===== Entries shown =====
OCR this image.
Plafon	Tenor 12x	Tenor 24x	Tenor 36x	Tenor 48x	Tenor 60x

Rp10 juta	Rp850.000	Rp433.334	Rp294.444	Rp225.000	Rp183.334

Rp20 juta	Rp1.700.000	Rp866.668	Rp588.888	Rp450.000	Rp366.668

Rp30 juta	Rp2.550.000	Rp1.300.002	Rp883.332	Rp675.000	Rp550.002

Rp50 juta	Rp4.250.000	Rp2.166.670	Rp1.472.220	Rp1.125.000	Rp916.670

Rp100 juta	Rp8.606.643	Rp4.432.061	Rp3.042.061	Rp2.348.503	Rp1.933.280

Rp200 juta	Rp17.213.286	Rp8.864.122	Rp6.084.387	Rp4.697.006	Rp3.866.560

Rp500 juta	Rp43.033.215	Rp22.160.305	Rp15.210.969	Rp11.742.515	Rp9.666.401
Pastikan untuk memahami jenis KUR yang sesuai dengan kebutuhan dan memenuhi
=====
_Stated task_
Copy down the whole of the data above, matching it exactly.

_Task result_
OCR this image.
Plafon	Tenor 12x	Tenor 24x	Tenor 36x	Tenor 48x	Tenor 60x

Rp10 juta	Rp850.000	Rp433.334	Rp294.444	Rp225.000	Rp183.334

Rp20 juta	Rp1.700.000	Rp866.668	Rp588.888	Rp450.000	Rp366.668

Rp30 juta	Rp2.550.000	Rp1.300.002	Rp883.332	Rp675.000	Rp550.002

Rp50 juta	Rp4.250.000	Rp2.166.670	Rp1.472.220	Rp1.125.000	Rp916.670

Rp100 juta	Rp8.606.643	Rp4.432.061	Rp3.042.061	Rp2.348.503	Rp1.933.280

Rp200 juta	Rp17.213.286	Rp8.864.122	Rp6.084.387	Rp4.697.006	Rp3.866.560

Rp500 juta	Rp43.033.215	Rp22.160.305	Rp15.210.969	Rp11.742.515	Rp9.666.401
Pastikan untuk memahami jenis KUR yang sesuai dengan kebutuhan dan memenuhi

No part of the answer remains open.